Written request -
Omit the pictures and return every entry exactly as written.

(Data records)
[start]

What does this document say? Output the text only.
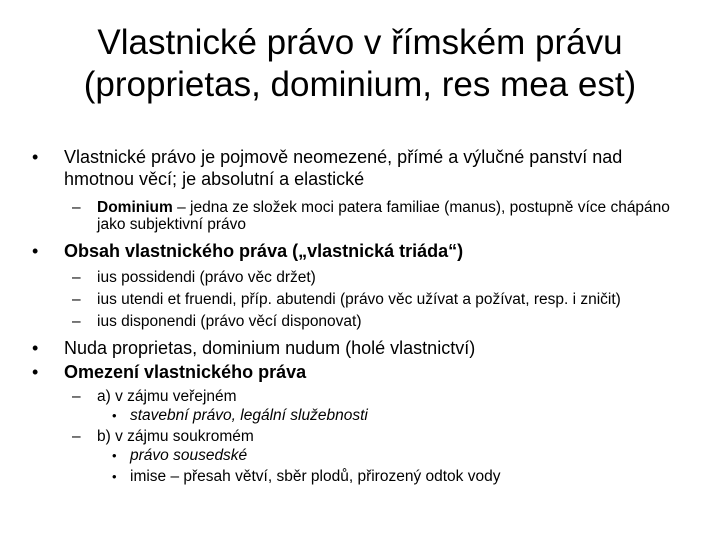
Vlastnické právo v římském právu
(proprietas, dominium, res mea est)
• Vlastnické právo je pojmově neomezené, přímé a výlučné panství nad hmotnou věcí; je absolutní a elastické
– Dominium – jedna ze složek moci patera familiae (manus), postupně více chápáno jako subjektivní právo
• Obsah vlastnického práva („vlastnická triáda“)
– ius possidendi (právo věc držet)
– ius utendi et fruendi, příp. abutendi (právo věc užívat a požívat, resp. i zničit)
– ius disponendi (právo věcí disponovat)
• Nuda proprietas, dominium nudum (holé vlastnictví)
• Omezení vlastnického práva
– a) v zájmu veřejném
• stavební právo, legální služebnosti
– b) v zájmu soukromém
• právo sousedské
• imise – přesah větví, sběr plodů, přirozený odtok vody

[end]

Task result -
What does this document say? Output the text only.
Vlastnické právo v římském právu
(proprietas, dominium, res mea est)
• Vlastnické právo je pojmově neomezené, přímé a výlučné panství nad hmotnou věcí; je absolutní a elastické
– Dominium – jedna ze složek moci patera familiae (manus), postupně více chápáno jako subjektivní právo
• Obsah vlastnického práva („vlastnická triáda“)
– ius possidendi (právo věc držet)
– ius utendi et fruendi, příp. abutendi (právo věc užívat a požívat, resp. i zničit)
– ius disponendi (právo věcí disponovat)
• Nuda proprietas, dominium nudum (holé vlastnictví)
• Omezení vlastnického práva
– a) v zájmu veřejném
• stavební právo, legální služebnosti
– b) v zájmu soukromém
• právo sousedské
• imise – přesah větví, sběr plodů, přirozený odtok vody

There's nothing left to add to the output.